Each record must be written out again exactly. Skip any picture it contains.

***** Working data

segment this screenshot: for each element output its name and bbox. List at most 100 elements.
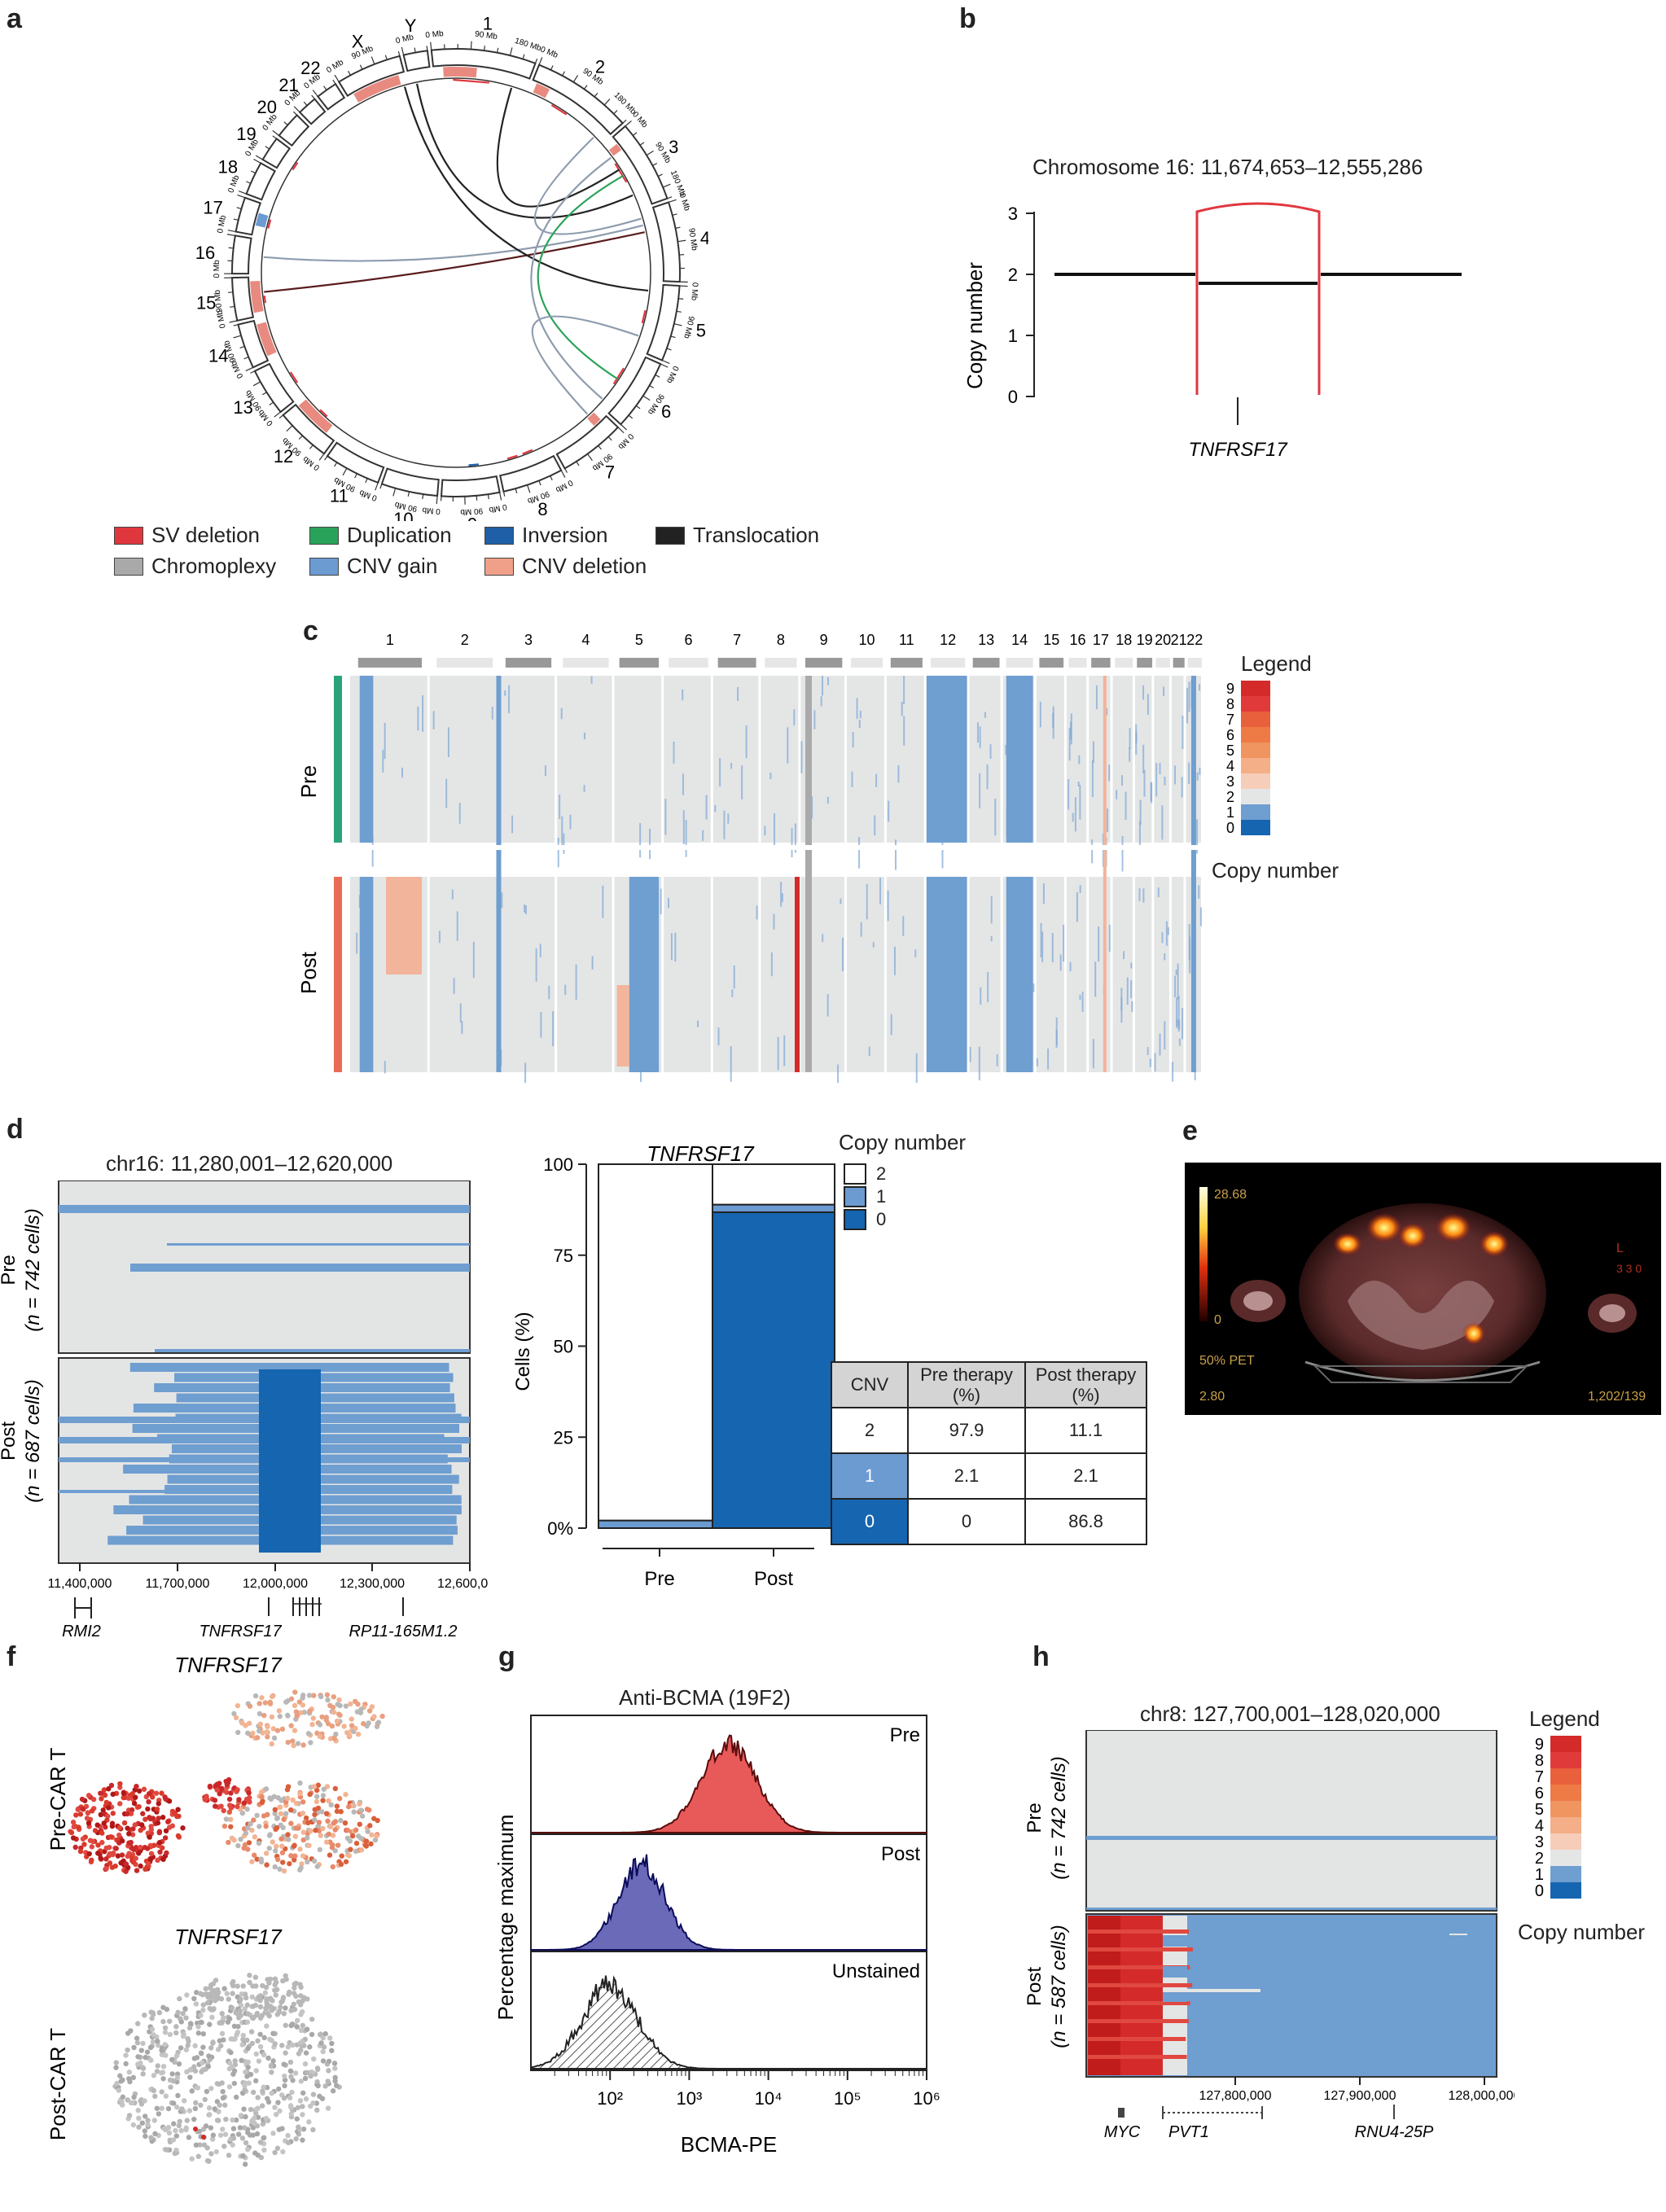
umap-point	[274, 2145, 281, 2151]
h-post-segment	[1163, 1992, 1187, 2002]
d-cn-label-0: 0	[876, 1209, 887, 1229]
umap-point	[312, 1817, 318, 1823]
umap-point	[297, 2098, 304, 2104]
g-xtick-label: 10³	[677, 2088, 703, 2109]
umap-point	[244, 2146, 251, 2153]
umap-point	[128, 1811, 134, 1816]
c-heat-cell	[1077, 782, 1080, 787]
c-heat-cell	[1036, 1058, 1038, 1067]
chromosome-tick	[365, 478, 368, 484]
umap-point	[243, 2140, 249, 2146]
panel-a-legend: SV deletion Duplication Inversion Transloca…	[114, 523, 847, 588]
b-ytick-1: 1	[1008, 326, 1018, 346]
circos-link	[612, 367, 625, 385]
circos-link	[292, 162, 299, 171]
umap-point	[266, 1833, 273, 1838]
d-bar-ylabel: Cells (%)	[512, 1312, 534, 1391]
c-chromosome-bar	[765, 658, 797, 668]
chromosome-tick	[677, 239, 686, 243]
h-legend-caption: Copy number	[1518, 1920, 1646, 1944]
h-pre-label: Pre	[1026, 1802, 1046, 1833]
c-heat-cell	[714, 804, 717, 813]
legend-label: Translocation	[693, 523, 820, 547]
c-heat-cell	[384, 1061, 386, 1074]
c-heat-cell	[1129, 728, 1131, 750]
umap-point	[337, 1795, 343, 1802]
c-legend-value: 4	[1226, 758, 1234, 774]
c-heat-cell	[773, 913, 775, 930]
umap-point	[249, 1994, 255, 2000]
umap-point	[191, 1995, 197, 2002]
umap-point	[195, 2085, 201, 2091]
umap-point	[285, 2044, 292, 2050]
umap-point	[214, 1787, 220, 1793]
umap-point	[205, 2064, 212, 2070]
c-heat-cell	[990, 896, 993, 924]
umap-point	[230, 2117, 235, 2123]
h-legend-title: Legend	[1529, 1706, 1600, 1731]
legend-swatch	[309, 557, 339, 576]
umap-point	[72, 1844, 78, 1851]
chromosome-tick	[272, 129, 280, 136]
umap-point	[314, 2078, 320, 2085]
c-heat-cell	[979, 773, 981, 808]
umap-point	[305, 1835, 310, 1841]
h-legend-swatch	[1550, 1817, 1581, 1833]
chromosome-tick	[255, 155, 263, 160]
umap-point	[110, 1811, 116, 1816]
umap-point	[272, 1976, 278, 1982]
chromosome-label: 5	[696, 320, 706, 340]
table-cell: 0	[831, 1498, 909, 1545]
umap-point	[300, 2090, 306, 2096]
legend-label: CNV gain	[347, 554, 438, 578]
umap-point	[148, 1826, 155, 1833]
umap-point	[283, 1811, 289, 1816]
chromosome-segment	[231, 234, 252, 275]
umap-point	[165, 2125, 172, 2131]
chromosome-label: 7	[605, 462, 615, 482]
umap-point	[107, 1860, 113, 1866]
umap-point	[201, 2142, 208, 2148]
c-heat-cell	[727, 813, 730, 824]
umap-point	[300, 1829, 306, 1835]
c-heat-cell	[1142, 888, 1145, 903]
umap-point	[140, 1811, 146, 1816]
c-chromosome-bar	[972, 658, 1000, 668]
umap-point	[198, 2102, 204, 2108]
c-heat-cell	[458, 802, 461, 824]
c-heat-cell	[926, 676, 967, 843]
mb-label: 90 Mb	[474, 30, 498, 42]
umap-point	[314, 1787, 320, 1794]
umap-point	[80, 1836, 86, 1842]
d-xtick-label: 12,300,000	[340, 1577, 405, 1591]
g-ylabel: Percentage maximum	[493, 1815, 518, 2021]
g-xtick-label: 10⁴	[755, 2088, 783, 2109]
umap-point	[343, 1859, 349, 1864]
umap-point	[292, 1982, 297, 1987]
umap-point	[152, 2093, 158, 2100]
bar-ytick-label: 50	[554, 1337, 573, 1357]
table-cell: 1	[831, 1452, 909, 1500]
chromosome-label: 16	[195, 243, 215, 263]
umap-point	[198, 2013, 204, 2018]
umap-point	[315, 1805, 322, 1811]
c-heat-cell	[664, 799, 667, 835]
umap-point	[164, 1850, 169, 1856]
umap-point	[263, 1824, 269, 1829]
h-legend-swatch	[1550, 1752, 1581, 1768]
umap-point	[320, 1793, 327, 1798]
umap-point	[293, 1993, 299, 2000]
umap-point	[195, 2153, 201, 2159]
chromosome-tick	[392, 488, 397, 497]
umap-point	[215, 1995, 221, 2002]
f-top-label: Pre-CAR T	[46, 1748, 70, 1851]
pet-ct-image: 28.68 0 50% PET 2.80 1,202/139 L 3 3 0	[1185, 1163, 1661, 1415]
flow-histogram: Percentage maximum Pre Post Unstained 10…	[493, 1715, 940, 2157]
umap-point	[176, 2061, 182, 2067]
umap-point	[285, 1784, 292, 1789]
umap-point	[89, 1844, 95, 1850]
umap-point	[296, 1825, 301, 1831]
umap-point	[149, 2026, 156, 2032]
h-post-segment	[1088, 2055, 1187, 2059]
umap-point	[303, 2050, 309, 2056]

**********

_Written answer_
segment this screenshot: for each element output its name and bbox. List at most 100 elements.
umap-point	[274, 2145, 281, 2151]
h-post-segment	[1163, 1992, 1187, 2002]
d-cn-label-0: 0	[876, 1209, 887, 1229]
umap-point	[312, 1817, 318, 1823]
umap-point	[297, 2098, 304, 2104]
g-xtick-label: 10³	[677, 2088, 703, 2109]
umap-point	[244, 2146, 251, 2153]
umap-point	[128, 1811, 134, 1816]
c-heat-cell	[1077, 782, 1080, 787]
c-heat-cell	[1036, 1058, 1038, 1067]
chromosome-tick	[365, 478, 368, 484]
umap-point	[243, 2140, 249, 2146]
panel-a-legend: SV deletion Duplication Inversion Transloca…	[114, 523, 847, 588]
b-ytick-1: 1	[1008, 326, 1018, 346]
circos-link	[612, 367, 625, 385]
circos-link	[292, 162, 299, 171]
umap-point	[266, 1833, 273, 1838]
d-bar-ylabel: Cells (%)	[512, 1312, 534, 1391]
c-chromosome-bar	[765, 658, 797, 668]
chromosome-tick	[677, 239, 686, 243]
h-legend-caption: Copy number	[1518, 1920, 1646, 1944]
h-pre-label: Pre	[1026, 1802, 1046, 1833]
c-heat-cell	[714, 804, 717, 813]
legend-label: Translocation	[693, 523, 820, 547]
c-heat-cell	[384, 1061, 386, 1074]
c-heat-cell	[1129, 728, 1131, 750]
umap-point	[337, 1795, 343, 1802]
c-legend-value: 4	[1226, 758, 1234, 774]
c-heat-cell	[773, 913, 775, 930]
umap-point	[249, 1994, 255, 2000]
umap-point	[191, 1995, 197, 2002]
umap-point	[195, 2085, 201, 2091]
umap-point	[285, 2044, 292, 2050]
umap-point	[214, 1787, 220, 1793]
umap-point	[205, 2064, 212, 2070]
c-heat-cell	[990, 896, 993, 924]
umap-point	[230, 2117, 235, 2123]
h-legend-title: Legend	[1529, 1706, 1600, 1731]
legend-swatch	[309, 557, 339, 576]
umap-point	[72, 1844, 78, 1851]
chromosome-tick	[272, 129, 280, 136]
umap-point	[314, 2078, 320, 2085]
c-heat-cell	[979, 773, 981, 808]
umap-point	[305, 1835, 310, 1841]
h-legend-swatch	[1550, 1817, 1581, 1833]
chromosome-tick	[255, 155, 263, 160]
umap-point	[110, 1811, 116, 1816]
umap-point	[272, 1976, 278, 1982]
chromosome-label: 5	[696, 320, 706, 340]
table-cell: 0	[831, 1498, 909, 1545]
umap-point	[300, 2090, 306, 2096]
legend-label: CNV gain	[347, 554, 438, 578]
umap-point	[148, 1826, 155, 1833]
umap-point	[283, 1811, 289, 1816]
chromosome-segment	[231, 234, 252, 275]
umap-point	[165, 2125, 172, 2131]
chromosome-label: 7	[605, 462, 615, 482]
umap-point	[107, 1860, 113, 1866]
umap-point	[201, 2142, 208, 2148]
c-heat-cell	[727, 813, 730, 824]
umap-point	[300, 1829, 306, 1835]
c-heat-cell	[1142, 888, 1145, 903]
umap-point	[140, 1811, 146, 1816]
c-chromosome-bar	[972, 658, 1000, 668]
umap-point	[198, 2102, 204, 2108]
c-heat-cell	[458, 802, 461, 824]
c-heat-cell	[926, 676, 967, 843]
mb-label: 90 Mb	[474, 30, 498, 42]
umap-point	[314, 1787, 320, 1794]
umap-point	[80, 1836, 86, 1842]
d-xtick-label: 12,300,000	[340, 1577, 405, 1591]
g-ylabel: Percentage maximum	[493, 1815, 518, 2021]
g-xtick-label: 10⁴	[755, 2088, 783, 2109]
umap-point	[343, 1859, 349, 1864]
umap-point	[292, 1982, 297, 1987]
umap-point	[152, 2093, 158, 2100]
bar-ytick-label: 50	[554, 1337, 573, 1357]
table-cell: 1	[831, 1452, 909, 1500]
chromosome-label: 16	[195, 243, 215, 263]
umap-point	[198, 2013, 204, 2018]
umap-point	[315, 1805, 322, 1811]
c-heat-cell	[664, 799, 667, 835]
umap-point	[164, 1850, 169, 1856]
umap-point	[263, 1824, 269, 1829]
h-legend-swatch	[1550, 1752, 1581, 1768]
umap-point	[320, 1793, 327, 1798]
umap-point	[293, 1993, 299, 2000]
umap-point	[195, 2153, 201, 2159]
chromosome-tick	[392, 488, 397, 497]
umap-point	[215, 1995, 221, 2002]
f-top-label: Pre-CAR T	[46, 1748, 70, 1851]
pet-ct-image: 28.68 0 50% PET 2.80 1,202/139 L 3 3 0	[1185, 1163, 1661, 1415]
flow-histogram: Percentage maximum Pre Post Unstained 10…	[493, 1715, 940, 2157]
umap-point	[176, 2061, 182, 2067]
umap-point	[285, 1784, 292, 1789]
umap-point	[89, 1844, 95, 1850]
umap-point	[296, 1825, 301, 1831]
umap-point	[149, 2026, 156, 2032]
h-post-segment	[1088, 2055, 1187, 2059]
umap-point	[303, 2050, 309, 2056]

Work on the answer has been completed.